[Task goal]: Work out how many lines of the listing hold "建筑工程安全管理规程", then state only that count.

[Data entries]
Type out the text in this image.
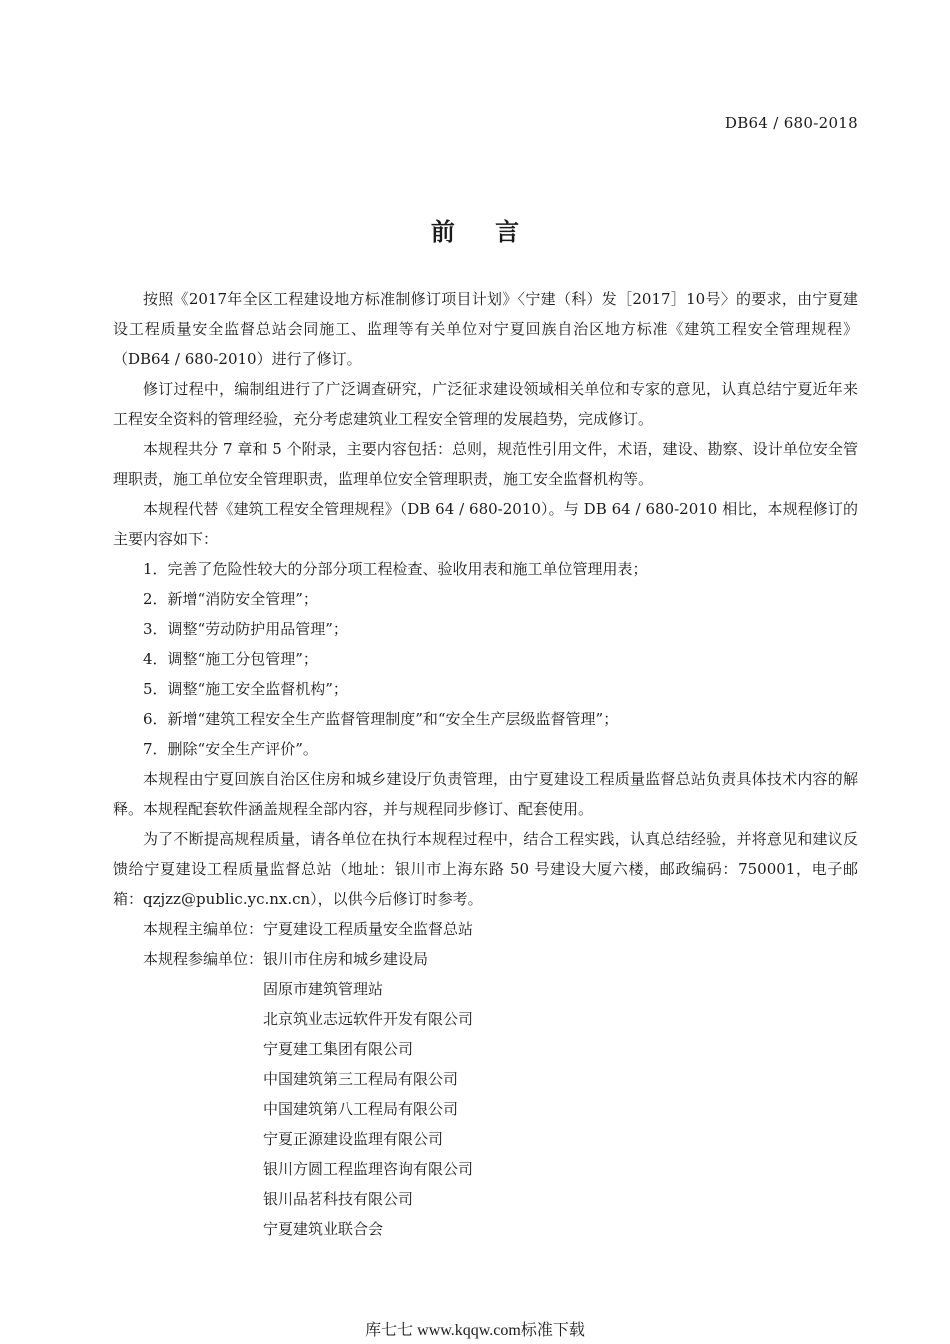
DB64 / 680-2018
前 言

按照《2017年全区工程建设地方标准制修订项目计划》〈宁建（科）发［2017］10号〉的要求，由宁夏建设工程质量安全监督总站会同施工、监理等有关单位对宁夏回族自治区地方标准《建筑工程安全管理规程》（DB64 / 680-2010）进行了修订。

修订过程中，编制组进行了广泛调查研究，广泛征求建设领域相关单位和专家的意见，认真总结宁夏近年来工程安全资料的管理经验，充分考虑建筑业工程安全管理的发展趋势，完成修订。

本规程共分 7 章和 5 个附录，主要内容包括：总则，规范性引用文件，术语，建设、勘察、设计单位安全管理职责，施工单位安全管理职责，监理单位安全管理职责，施工安全监督机构等。

本规程代替《建筑工程安全管理规程》（DB 64 / 680-2010）。与 DB 64 / 680-2010 相比，本规程修订的主要内容如下：

1．完善了危险性较大的分部分项工程检查、验收用表和施工单位管理用表；

2．新增“消防安全管理”；

3．调整“劳动防护用品管理”；

4．调整“施工分包管理”；

5．调整“施工安全监督机构”；

6．新增“建筑工程安全生产监督管理制度”和“安全生产层级监督管理”；

7．删除“安全生产评价”。

本规程由宁夏回族自治区住房和城乡建设厅负责管理，由宁夏建设工程质量监督总站负责具体技术内容的解释。本规程配套软件涵盖规程全部内容，并与规程同步修订、配套使用。

为了不断提高规程质量，请各单位在执行本规程过程中，结合工程实践，认真总结经验，并将意见和建议反馈给宁夏建设工程质量监督总站（地址：银川市上海东路 50 号建设大厦六楼，邮政编码：750001，电子邮箱：qzjzz@public.yc.nx.cn），以供今后修订时参考。

本规程主编单位： 宁夏建设工程质量安全监督总站
本规程参编单位： 银川市住房和城乡建设局
固原市建筑管理站
北京筑业志远软件开发有限公司
宁夏建工集团有限公司
中国建筑第三工程局有限公司
中国建筑第八工程局有限公司
宁夏正源建设监理有限公司
银川方圆工程监理咨询有限公司
银川品茗科技有限公司
宁夏建筑业联合会
库七七 www.kqqw.com标准下载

[Worked solution]: 2